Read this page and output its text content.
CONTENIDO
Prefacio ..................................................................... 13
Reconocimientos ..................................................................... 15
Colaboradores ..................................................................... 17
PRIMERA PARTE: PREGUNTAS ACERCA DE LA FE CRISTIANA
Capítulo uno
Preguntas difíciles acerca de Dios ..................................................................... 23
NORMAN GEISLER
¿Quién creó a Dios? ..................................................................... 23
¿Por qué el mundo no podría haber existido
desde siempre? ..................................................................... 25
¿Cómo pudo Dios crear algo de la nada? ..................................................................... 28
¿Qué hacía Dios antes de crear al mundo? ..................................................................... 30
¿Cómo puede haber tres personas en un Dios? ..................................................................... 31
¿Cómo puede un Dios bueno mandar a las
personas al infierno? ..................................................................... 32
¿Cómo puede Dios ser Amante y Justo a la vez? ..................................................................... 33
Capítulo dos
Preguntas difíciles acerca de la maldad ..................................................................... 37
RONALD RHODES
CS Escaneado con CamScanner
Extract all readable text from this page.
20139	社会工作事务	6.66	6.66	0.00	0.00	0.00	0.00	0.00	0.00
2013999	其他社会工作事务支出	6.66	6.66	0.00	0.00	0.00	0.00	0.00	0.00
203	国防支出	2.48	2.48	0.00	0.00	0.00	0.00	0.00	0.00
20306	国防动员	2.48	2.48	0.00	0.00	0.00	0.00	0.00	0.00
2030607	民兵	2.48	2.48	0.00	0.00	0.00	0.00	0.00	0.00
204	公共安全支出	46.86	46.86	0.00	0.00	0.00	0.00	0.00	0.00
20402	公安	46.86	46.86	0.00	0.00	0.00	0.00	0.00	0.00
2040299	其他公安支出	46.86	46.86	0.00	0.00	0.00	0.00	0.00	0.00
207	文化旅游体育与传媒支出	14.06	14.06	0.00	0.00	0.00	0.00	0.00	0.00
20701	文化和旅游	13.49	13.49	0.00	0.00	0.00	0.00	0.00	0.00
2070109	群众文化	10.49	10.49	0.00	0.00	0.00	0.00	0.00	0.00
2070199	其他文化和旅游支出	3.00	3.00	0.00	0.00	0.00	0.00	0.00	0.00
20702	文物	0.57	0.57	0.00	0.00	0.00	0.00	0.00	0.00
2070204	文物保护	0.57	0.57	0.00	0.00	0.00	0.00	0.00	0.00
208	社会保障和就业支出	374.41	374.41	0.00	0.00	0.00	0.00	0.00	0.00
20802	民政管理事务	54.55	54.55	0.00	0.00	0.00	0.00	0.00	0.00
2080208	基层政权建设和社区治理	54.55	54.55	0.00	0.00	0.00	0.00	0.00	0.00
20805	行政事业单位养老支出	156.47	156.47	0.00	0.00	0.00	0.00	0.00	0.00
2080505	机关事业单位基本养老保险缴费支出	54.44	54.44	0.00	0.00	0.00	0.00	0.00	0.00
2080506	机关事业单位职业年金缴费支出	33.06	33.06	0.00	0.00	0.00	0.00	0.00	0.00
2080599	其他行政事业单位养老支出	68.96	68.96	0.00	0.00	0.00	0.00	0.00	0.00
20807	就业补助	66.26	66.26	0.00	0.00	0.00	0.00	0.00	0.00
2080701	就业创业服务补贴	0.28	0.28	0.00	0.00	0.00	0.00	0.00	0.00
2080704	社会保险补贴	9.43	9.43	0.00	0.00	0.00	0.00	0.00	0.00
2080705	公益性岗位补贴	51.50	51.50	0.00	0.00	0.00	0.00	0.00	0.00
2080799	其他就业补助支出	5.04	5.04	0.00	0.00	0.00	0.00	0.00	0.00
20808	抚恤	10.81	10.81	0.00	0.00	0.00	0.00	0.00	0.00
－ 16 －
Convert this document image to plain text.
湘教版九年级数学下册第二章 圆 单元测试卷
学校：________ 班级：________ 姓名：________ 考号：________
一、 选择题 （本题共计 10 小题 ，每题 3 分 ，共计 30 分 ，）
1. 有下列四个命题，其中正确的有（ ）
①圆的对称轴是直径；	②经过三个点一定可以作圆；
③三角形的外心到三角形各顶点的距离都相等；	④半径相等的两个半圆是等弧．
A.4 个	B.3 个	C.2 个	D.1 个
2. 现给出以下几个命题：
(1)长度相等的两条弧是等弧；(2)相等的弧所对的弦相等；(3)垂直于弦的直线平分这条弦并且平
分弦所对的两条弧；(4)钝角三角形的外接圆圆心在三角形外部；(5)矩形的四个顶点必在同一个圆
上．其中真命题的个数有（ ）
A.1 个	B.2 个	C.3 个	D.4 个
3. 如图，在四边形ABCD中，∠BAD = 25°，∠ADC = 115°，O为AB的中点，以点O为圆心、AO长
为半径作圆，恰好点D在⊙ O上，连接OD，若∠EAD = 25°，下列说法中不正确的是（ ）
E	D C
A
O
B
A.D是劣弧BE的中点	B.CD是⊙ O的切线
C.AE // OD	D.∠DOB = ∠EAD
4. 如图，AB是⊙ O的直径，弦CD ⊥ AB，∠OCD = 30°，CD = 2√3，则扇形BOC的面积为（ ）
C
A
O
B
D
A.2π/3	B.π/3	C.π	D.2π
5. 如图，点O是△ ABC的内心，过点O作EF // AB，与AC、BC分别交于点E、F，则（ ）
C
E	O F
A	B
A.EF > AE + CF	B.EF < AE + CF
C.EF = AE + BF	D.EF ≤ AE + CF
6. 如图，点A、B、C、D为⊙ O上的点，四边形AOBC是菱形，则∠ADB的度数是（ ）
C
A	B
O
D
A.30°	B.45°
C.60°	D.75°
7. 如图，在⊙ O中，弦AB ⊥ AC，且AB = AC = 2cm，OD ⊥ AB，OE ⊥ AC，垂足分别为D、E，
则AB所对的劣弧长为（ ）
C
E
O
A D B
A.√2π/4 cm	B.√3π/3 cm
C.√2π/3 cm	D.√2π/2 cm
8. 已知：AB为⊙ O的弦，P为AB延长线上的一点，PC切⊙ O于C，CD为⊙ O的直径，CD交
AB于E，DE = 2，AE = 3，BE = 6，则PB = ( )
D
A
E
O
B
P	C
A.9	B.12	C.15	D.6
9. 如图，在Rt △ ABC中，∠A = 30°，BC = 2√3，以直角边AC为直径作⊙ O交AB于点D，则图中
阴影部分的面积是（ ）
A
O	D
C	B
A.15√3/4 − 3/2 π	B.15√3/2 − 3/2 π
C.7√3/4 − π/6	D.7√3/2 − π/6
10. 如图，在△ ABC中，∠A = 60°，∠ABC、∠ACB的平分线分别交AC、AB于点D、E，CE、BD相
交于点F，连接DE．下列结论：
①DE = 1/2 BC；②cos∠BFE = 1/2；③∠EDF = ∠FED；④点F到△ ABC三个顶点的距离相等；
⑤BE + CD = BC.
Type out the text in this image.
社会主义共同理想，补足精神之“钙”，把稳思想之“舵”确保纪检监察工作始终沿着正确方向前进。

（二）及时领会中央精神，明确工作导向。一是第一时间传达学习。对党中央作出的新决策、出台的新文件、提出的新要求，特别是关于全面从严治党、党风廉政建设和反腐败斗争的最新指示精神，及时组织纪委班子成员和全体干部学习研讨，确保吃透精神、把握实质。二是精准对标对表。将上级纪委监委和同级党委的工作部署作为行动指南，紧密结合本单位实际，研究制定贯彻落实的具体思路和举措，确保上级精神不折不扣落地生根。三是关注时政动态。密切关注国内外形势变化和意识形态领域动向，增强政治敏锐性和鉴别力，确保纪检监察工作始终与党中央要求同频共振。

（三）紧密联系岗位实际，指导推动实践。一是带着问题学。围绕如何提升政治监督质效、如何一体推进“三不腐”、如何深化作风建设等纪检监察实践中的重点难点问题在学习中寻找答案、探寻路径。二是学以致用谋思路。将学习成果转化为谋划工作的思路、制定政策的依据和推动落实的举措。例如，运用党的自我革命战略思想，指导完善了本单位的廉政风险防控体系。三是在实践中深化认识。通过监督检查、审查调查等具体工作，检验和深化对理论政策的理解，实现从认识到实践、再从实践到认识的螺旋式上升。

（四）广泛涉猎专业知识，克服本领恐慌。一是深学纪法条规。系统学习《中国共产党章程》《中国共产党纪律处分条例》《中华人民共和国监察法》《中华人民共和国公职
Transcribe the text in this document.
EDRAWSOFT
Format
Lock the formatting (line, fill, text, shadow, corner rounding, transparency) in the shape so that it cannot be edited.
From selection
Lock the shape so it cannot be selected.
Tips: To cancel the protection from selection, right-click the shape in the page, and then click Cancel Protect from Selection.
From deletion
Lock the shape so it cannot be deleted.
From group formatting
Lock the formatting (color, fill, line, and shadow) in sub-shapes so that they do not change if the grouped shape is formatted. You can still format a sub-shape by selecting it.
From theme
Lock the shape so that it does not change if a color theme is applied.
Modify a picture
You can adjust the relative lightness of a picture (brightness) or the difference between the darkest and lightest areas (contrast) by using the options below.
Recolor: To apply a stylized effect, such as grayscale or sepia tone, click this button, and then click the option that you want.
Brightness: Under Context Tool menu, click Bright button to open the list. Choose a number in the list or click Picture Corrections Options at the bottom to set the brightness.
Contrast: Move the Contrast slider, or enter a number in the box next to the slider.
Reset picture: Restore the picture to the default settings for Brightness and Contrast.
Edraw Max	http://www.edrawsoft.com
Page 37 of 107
= = = = =
TASK BRIEF:
Report all lines of the material that contain the word "selection".

COMPLETE RESPONSE:
From selection
Tips: To cancel the protection from selection, right-click the shape in the page, and then click Cancel Protect from Selection.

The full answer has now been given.